** START OF DATASET **

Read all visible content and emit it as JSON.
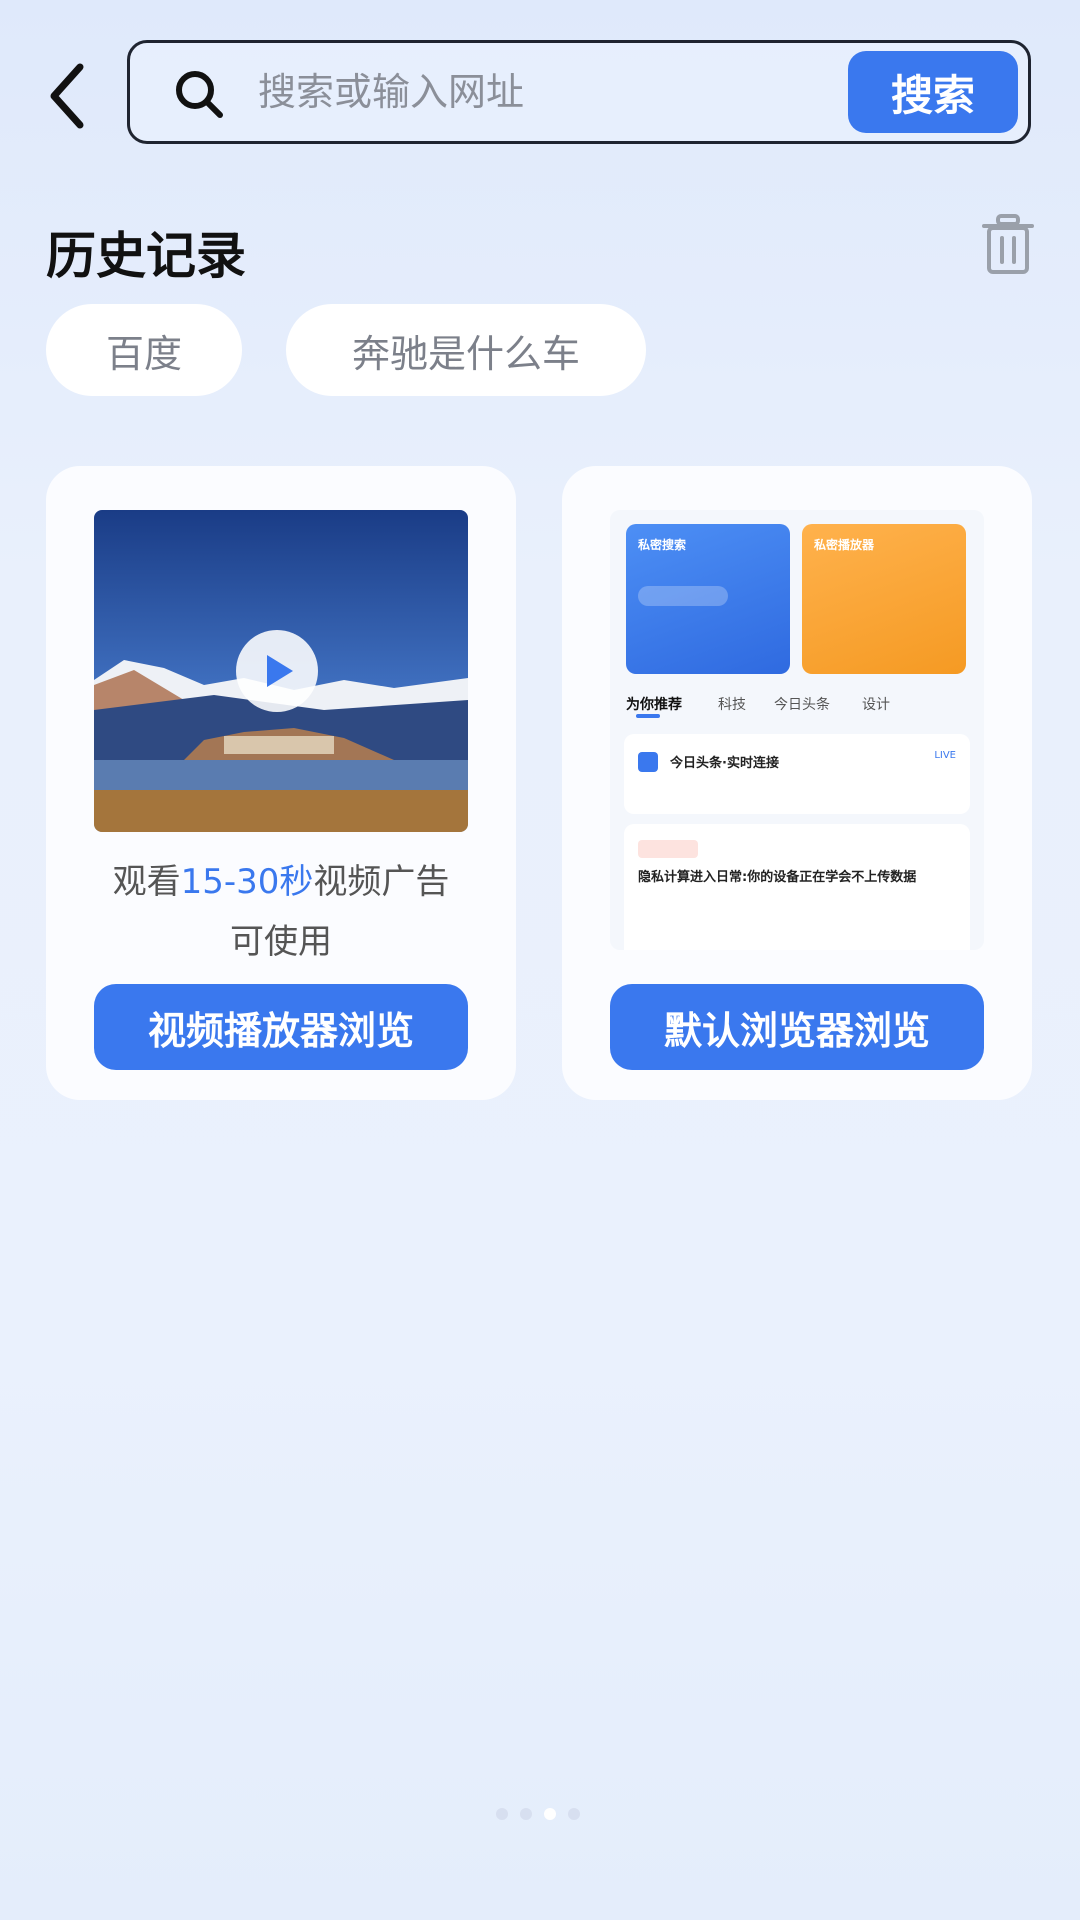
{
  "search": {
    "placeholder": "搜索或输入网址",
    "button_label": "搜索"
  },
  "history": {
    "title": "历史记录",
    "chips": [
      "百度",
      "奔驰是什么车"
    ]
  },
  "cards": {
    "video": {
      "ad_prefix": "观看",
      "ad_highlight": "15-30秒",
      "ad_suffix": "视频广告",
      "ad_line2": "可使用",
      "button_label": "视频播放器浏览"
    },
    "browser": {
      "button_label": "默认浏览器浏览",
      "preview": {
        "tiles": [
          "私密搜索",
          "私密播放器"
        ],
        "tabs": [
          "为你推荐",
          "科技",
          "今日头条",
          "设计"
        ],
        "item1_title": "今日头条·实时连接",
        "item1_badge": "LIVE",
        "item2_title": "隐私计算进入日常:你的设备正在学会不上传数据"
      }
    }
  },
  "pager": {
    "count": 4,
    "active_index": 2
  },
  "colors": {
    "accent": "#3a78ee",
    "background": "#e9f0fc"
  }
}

** END OF DATASET **
** START OF DATASET **

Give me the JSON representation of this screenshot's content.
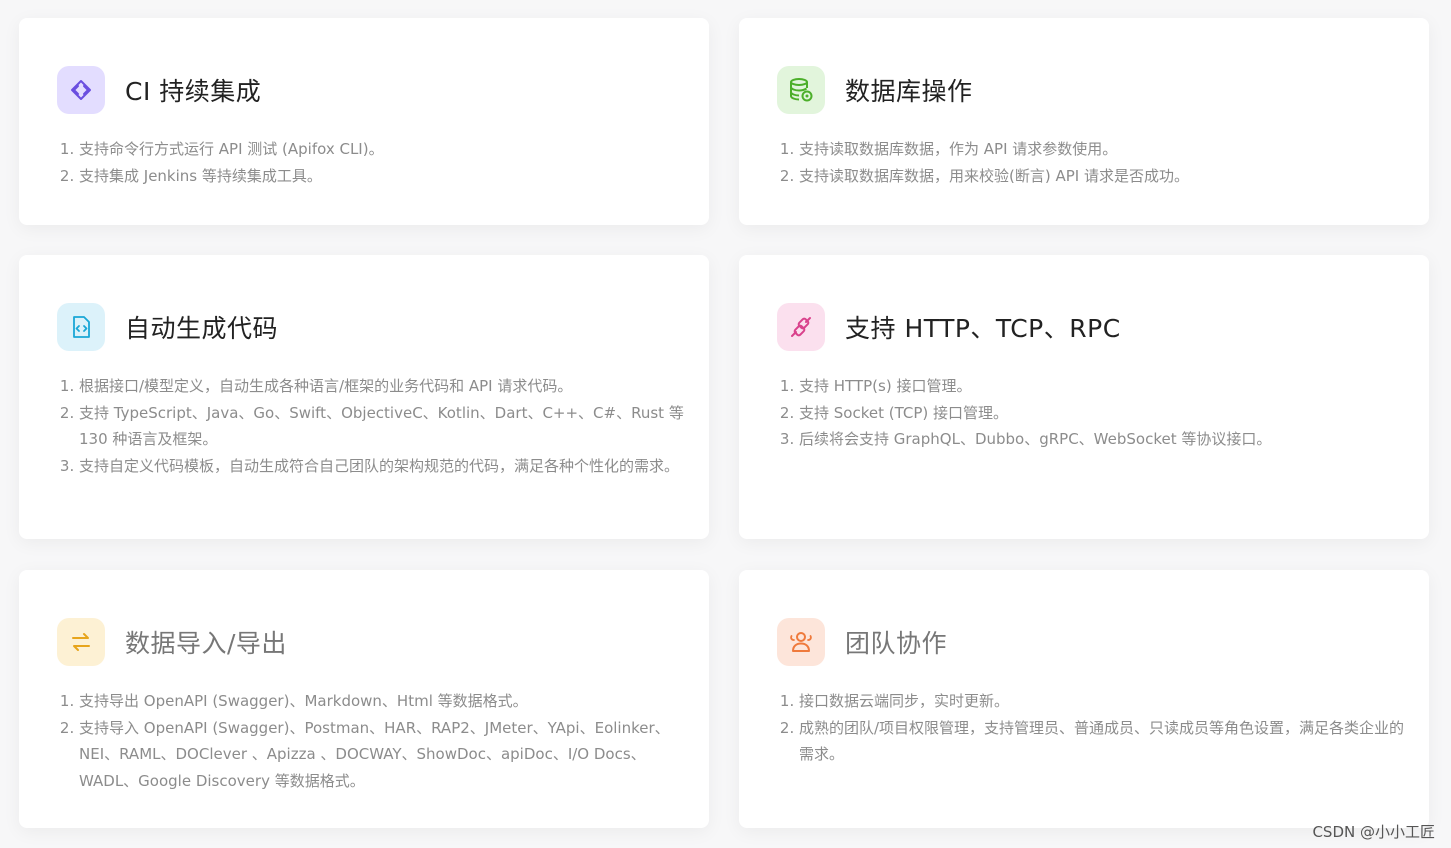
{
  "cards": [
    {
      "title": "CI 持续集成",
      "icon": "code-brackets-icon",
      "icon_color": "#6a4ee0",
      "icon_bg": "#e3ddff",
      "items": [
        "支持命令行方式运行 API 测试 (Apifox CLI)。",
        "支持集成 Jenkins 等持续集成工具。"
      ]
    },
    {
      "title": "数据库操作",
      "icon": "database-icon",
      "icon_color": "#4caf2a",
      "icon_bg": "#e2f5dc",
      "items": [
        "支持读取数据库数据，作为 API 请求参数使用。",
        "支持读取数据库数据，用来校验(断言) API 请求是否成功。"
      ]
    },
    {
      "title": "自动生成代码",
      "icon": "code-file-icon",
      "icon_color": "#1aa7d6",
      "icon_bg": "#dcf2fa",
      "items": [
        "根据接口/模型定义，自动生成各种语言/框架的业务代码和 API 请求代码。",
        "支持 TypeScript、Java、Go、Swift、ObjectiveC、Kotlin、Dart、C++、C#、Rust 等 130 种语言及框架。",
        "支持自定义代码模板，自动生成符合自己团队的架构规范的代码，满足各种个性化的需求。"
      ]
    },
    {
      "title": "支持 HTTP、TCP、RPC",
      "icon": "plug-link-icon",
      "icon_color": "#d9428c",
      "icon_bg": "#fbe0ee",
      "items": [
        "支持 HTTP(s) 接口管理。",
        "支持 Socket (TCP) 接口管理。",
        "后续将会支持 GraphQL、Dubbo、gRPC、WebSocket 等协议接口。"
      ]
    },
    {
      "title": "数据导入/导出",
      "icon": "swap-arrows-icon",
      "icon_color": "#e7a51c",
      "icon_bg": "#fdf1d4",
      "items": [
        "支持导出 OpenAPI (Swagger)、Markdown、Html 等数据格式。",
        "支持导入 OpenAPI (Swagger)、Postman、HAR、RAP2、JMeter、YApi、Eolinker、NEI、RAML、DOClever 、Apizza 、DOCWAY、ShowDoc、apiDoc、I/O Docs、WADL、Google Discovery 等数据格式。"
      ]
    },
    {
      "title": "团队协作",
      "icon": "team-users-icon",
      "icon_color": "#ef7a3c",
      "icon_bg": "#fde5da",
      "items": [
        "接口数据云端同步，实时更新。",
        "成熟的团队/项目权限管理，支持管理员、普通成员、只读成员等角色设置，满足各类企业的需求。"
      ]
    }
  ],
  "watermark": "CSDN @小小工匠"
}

** END OF DATASET **
** START OF DATASET **

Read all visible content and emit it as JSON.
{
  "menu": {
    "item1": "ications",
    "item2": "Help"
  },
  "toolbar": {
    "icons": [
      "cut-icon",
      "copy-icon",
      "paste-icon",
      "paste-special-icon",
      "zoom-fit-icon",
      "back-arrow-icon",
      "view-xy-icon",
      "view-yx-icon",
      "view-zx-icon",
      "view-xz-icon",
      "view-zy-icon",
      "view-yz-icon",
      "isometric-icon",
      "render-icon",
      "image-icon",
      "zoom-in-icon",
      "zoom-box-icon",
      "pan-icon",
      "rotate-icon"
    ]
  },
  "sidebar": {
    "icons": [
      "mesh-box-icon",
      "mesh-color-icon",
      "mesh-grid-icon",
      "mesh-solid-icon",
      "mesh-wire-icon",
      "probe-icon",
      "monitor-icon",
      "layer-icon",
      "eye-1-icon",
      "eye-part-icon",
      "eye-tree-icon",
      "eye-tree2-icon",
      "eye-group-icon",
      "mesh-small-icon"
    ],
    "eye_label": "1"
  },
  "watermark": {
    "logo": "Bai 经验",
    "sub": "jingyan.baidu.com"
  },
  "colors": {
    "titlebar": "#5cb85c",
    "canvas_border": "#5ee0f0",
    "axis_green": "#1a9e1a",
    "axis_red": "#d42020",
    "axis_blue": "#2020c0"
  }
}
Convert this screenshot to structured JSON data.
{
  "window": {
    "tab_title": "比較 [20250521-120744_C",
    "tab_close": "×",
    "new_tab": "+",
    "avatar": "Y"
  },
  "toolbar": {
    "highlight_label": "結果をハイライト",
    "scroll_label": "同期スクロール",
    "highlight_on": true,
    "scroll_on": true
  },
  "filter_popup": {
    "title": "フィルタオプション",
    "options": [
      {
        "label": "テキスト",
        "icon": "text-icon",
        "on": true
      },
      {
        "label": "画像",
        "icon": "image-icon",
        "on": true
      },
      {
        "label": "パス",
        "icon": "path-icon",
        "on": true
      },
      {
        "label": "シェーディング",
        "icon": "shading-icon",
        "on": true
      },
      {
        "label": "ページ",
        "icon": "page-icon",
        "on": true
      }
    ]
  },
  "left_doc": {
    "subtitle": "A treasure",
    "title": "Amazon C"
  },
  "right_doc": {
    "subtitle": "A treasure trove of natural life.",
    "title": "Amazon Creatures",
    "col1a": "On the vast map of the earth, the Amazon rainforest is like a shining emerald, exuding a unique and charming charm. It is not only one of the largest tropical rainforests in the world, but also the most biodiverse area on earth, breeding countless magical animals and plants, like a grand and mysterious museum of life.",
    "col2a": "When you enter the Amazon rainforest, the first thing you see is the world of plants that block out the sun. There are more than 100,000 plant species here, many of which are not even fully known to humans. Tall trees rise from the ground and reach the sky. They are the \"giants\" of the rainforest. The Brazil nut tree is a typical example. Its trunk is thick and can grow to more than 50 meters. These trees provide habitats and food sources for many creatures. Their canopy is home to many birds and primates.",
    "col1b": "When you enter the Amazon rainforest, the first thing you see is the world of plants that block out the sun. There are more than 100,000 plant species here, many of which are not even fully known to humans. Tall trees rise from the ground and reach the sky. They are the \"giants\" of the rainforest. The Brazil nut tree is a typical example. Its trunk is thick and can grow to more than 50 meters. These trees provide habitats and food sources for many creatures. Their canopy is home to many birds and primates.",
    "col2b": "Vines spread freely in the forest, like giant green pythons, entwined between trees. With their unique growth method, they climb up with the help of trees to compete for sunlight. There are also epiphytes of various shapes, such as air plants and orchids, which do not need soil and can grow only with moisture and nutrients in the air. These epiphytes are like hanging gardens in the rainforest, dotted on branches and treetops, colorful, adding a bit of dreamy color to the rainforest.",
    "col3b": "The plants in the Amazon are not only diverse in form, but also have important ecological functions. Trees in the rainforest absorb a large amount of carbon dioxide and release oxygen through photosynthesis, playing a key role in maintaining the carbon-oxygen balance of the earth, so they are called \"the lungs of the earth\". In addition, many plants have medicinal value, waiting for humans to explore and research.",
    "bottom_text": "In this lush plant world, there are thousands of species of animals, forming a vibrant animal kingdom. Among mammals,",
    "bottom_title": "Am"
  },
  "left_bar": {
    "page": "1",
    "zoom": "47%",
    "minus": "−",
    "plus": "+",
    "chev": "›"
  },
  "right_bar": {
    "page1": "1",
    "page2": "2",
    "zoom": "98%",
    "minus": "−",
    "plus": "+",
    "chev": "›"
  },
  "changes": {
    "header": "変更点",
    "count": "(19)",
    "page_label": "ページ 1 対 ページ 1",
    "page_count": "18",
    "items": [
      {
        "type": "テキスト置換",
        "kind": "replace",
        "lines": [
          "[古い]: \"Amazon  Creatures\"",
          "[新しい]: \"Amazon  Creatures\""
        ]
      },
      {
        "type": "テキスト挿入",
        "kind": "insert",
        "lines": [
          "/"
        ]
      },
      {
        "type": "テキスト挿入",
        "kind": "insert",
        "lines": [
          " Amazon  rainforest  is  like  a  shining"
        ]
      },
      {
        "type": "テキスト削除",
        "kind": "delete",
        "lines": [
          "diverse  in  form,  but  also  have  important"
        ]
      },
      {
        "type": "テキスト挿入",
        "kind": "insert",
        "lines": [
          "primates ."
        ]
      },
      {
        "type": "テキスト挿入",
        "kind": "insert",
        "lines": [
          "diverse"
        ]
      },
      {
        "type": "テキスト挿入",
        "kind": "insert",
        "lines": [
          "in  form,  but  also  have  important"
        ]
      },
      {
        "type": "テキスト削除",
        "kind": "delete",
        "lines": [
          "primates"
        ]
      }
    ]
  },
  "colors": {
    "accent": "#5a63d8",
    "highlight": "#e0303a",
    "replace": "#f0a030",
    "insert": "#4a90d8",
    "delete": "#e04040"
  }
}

** END OF DATASET **

In the entries above, find each line with the word "code" and show it.

      "icon": "code-brackets-icon",
      "icon": "code-file-icon",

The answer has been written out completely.